INSTRUCTIONS FOR THE TASK: The data below needs to be returned exactly, line for line.

EXTRACTED INFORMATION:
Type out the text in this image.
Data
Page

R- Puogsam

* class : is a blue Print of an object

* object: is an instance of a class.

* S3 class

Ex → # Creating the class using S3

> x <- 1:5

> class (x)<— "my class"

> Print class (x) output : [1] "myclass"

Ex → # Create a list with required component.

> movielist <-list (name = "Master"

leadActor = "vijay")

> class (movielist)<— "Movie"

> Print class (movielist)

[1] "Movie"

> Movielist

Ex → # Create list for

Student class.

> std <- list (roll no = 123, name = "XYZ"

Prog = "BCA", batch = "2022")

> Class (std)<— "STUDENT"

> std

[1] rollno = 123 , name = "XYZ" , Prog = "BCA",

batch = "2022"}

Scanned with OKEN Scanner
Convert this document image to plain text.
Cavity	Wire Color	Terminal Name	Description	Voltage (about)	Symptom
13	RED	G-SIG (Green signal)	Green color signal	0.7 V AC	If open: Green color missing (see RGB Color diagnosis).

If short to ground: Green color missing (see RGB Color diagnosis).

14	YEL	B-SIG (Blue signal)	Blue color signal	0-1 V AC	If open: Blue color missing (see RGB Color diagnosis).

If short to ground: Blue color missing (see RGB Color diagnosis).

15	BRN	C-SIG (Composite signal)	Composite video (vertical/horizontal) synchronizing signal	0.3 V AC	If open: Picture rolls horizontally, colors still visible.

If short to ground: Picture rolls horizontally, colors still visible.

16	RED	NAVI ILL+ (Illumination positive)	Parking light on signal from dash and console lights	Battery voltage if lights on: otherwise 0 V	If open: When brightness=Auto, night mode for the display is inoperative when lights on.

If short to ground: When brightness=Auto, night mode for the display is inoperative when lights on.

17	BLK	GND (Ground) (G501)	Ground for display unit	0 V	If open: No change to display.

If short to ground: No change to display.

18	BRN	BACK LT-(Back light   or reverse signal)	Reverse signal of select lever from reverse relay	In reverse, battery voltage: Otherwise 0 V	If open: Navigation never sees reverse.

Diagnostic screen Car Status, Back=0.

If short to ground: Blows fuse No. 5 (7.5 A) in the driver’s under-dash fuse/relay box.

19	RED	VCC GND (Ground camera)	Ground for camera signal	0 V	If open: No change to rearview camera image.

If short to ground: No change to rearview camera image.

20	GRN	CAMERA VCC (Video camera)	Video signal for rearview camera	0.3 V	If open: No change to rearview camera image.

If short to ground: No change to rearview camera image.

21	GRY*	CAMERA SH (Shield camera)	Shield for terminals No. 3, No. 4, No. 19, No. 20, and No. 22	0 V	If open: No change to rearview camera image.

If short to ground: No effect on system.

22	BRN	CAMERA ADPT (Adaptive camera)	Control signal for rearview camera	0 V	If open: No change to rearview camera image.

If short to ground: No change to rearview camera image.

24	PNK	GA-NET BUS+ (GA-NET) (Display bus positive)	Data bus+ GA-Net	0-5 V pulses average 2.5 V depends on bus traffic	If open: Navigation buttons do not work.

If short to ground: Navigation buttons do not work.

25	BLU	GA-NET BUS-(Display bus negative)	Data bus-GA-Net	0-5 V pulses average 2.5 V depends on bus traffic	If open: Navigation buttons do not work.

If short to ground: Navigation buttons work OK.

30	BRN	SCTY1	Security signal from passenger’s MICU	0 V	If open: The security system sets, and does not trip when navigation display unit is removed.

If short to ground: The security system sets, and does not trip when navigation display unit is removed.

THE REPLY:
Type out the text in this image.
Data
Page

R- Puogsam

* class : is a blue Print of an object

* object: is an instance of a class.

* S3 class

Ex → # Creating the class using S3

> x <- 1:5

> class (x)<— "my class"

> Print class (x) output : [1] "myclass"

Ex → # Create a list with required component.

> movielist <-list (name = "Master"

leadActor = "vijay")

> class (movielist)<— "Movie"

> Print class (movielist)

[1] "Movie"

> Movielist

Ex → # Create list for

Student class.

> std <- list (roll no = 123, name = "XYZ"

Prog = "BCA", batch = "2022")

> Class (std)<— "STUDENT"

> std

[1] rollno = 123 , name = "XYZ" , Prog = "BCA",

batch = "2022"}

Scanned with OKEN Scanner
Convert this document image to plain text.
Cavity	Wire Color	Terminal Name	Description	Voltage (about)	Symptom
13	RED	G-SIG (Green signal)	Green color signal	0.7 V AC	If open: Green color missing (see RGB Color diagnosis).

If short to ground: Green color missing (see RGB Color diagnosis).

14	YEL	B-SIG (Blue signal)	Blue color signal	0-1 V AC	If open: Blue color missing (see RGB Color diagnosis).

If short to ground: Blue color missing (see RGB Color diagnosis).

15	BRN	C-SIG (Composite signal)	Composite video (vertical/horizontal) synchronizing signal	0.3 V AC	If open: Picture rolls horizontally, colors still visible.

If short to ground: Picture rolls horizontally, colors still visible.

16	RED	NAVI ILL+ (Illumination positive)	Parking light on signal from dash and console lights	Battery voltage if lights on: otherwise 0 V	If open: When brightness=Auto, night mode for the display is inoperative when lights on.

If short to ground: When brightness=Auto, night mode for the display is inoperative when lights on.

17	BLK	GND (Ground) (G501)	Ground for display unit	0 V	If open: No change to display.

If short to ground: No change to display.

18	BRN	BACK LT-(Back light   or reverse signal)	Reverse signal of select lever from reverse relay	In reverse, battery voltage: Otherwise 0 V	If open: Navigation never sees reverse.

Diagnostic screen Car Status, Back=0.

If short to ground: Blows fuse No. 5 (7.5 A) in the driver’s under-dash fuse/relay box.

19	RED	VCC GND (Ground camera)	Ground for camera signal	0 V	If open: No change to rearview camera image.

If short to ground: No change to rearview camera image.

20	GRN	CAMERA VCC (Video camera)	Video signal for rearview camera	0.3 V	If open: No change to rearview camera image.

If short to ground: No change to rearview camera image.

21	GRY*	CAMERA SH (Shield camera)	Shield for terminals No. 3, No. 4, No. 19, No. 20, and No. 22	0 V	If open: No change to rearview camera image.

If short to ground: No effect on system.

22	BRN	CAMERA ADPT (Adaptive camera)	Control signal for rearview camera	0 V	If open: No change to rearview camera image.

If short to ground: No change to rearview camera image.

24	PNK	GA-NET BUS+ (GA-NET) (Display bus positive)	Data bus+ GA-Net	0-5 V pulses average 2.5 V depends on bus traffic	If open: Navigation buttons do not work.

If short to ground: Navigation buttons do not work.

25	BLU	GA-NET BUS-(Display bus negative)	Data bus-GA-Net	0-5 V pulses average 2.5 V depends on bus traffic	If open: Navigation buttons do not work.

If short to ground: Navigation buttons work OK.

30	BRN	SCTY1	Security signal from passenger’s MICU	0 V	If open: The security system sets, and does not trip when navigation display unit is removed.

If short to ground: The security system sets, and does not trip when navigation display unit is removed.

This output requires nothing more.